WHAT THE TASK REQUIRES
Transcribe every line, keeping it exact.

──────── RECORDS TO PROCESS ────────

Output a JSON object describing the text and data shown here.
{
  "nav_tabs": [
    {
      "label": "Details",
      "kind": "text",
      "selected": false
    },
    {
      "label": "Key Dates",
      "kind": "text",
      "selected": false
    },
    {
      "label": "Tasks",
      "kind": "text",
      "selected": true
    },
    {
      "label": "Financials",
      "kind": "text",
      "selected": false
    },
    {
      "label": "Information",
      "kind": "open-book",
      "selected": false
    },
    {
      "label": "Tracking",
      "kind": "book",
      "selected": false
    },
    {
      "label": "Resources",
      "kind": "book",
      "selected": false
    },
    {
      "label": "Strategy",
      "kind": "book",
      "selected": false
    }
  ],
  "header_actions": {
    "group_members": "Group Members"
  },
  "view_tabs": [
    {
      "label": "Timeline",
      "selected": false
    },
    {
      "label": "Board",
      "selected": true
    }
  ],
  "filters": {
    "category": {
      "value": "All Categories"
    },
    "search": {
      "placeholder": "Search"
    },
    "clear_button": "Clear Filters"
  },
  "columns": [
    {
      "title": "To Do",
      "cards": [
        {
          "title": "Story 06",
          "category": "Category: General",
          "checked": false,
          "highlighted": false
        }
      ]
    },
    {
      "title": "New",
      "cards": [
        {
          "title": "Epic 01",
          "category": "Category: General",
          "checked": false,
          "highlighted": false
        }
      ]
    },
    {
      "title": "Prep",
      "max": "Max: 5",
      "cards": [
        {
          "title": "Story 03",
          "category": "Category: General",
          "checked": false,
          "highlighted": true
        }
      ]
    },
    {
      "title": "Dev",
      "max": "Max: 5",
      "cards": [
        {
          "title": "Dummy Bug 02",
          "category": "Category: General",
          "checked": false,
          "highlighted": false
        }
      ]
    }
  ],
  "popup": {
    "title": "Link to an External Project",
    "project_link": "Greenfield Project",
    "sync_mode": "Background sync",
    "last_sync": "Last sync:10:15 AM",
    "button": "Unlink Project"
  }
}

────────

OUTPUT OF THE TASK
Output a JSON object describing the text and data shown here.
{
  "nav_tabs": [
    {
      "label": "Details",
      "kind": "text",
      "selected": false
    },
    {
      "label": "Key Dates",
      "kind": "text",
      "selected": false
    },
    {
      "label": "Tasks",
      "kind": "text",
      "selected": true
    },
    {
      "label": "Financials",
      "kind": "text",
      "selected": false
    },
    {
      "label": "Information",
      "kind": "open-book",
      "selected": false
    },
    {
      "label": "Tracking",
      "kind": "book",
      "selected": false
    },
    {
      "label": "Resources",
      "kind": "book",
      "selected": false
    },
    {
      "label": "Strategy",
      "kind": "book",
      "selected": false
    }
  ],
  "header_actions": {
    "group_members": "Group Members"
  },
  "view_tabs": [
    {
      "label": "Timeline",
      "selected": false
    },
    {
      "label": "Board",
      "selected": true
    }
  ],
  "filters": {
    "category": {
      "value": "All Categories"
    },
    "search": {
      "placeholder": "Search"
    },
    "clear_button": "Clear Filters"
  },
  "columns": [
    {
      "title": "To Do",
      "cards": [
        {
          "title": "Story 06",
          "category": "Category: General",
          "checked": false,
          "highlighted": false
        }
      ]
    },
    {
      "title": "New",
      "cards": [
        {
          "title": "Epic 01",
          "category": "Category: General",
          "checked": false,
          "highlighted": false
        }
      ]
    },
    {
      "title": "Prep",
      "max": "Max: 5",
      "cards": [
        {
          "title": "Story 03",
          "category": "Category: General",
          "checked": false,
          "highlighted": true
        }
      ]
    },
    {
      "title": "Dev",
      "max": "Max: 5",
      "cards": [
        {
          "title": "Dummy Bug 02",
          "category": "Category: General",
          "checked": false,
          "highlighted": false
        }
      ]
    }
  ],
  "popup": {
    "title": "Link to an External Project",
    "project_link": "Greenfield Project",
    "sync_mode": "Background sync",
    "last_sync": "Last sync:10:15 AM",
    "button": "Unlink Project"
  }
}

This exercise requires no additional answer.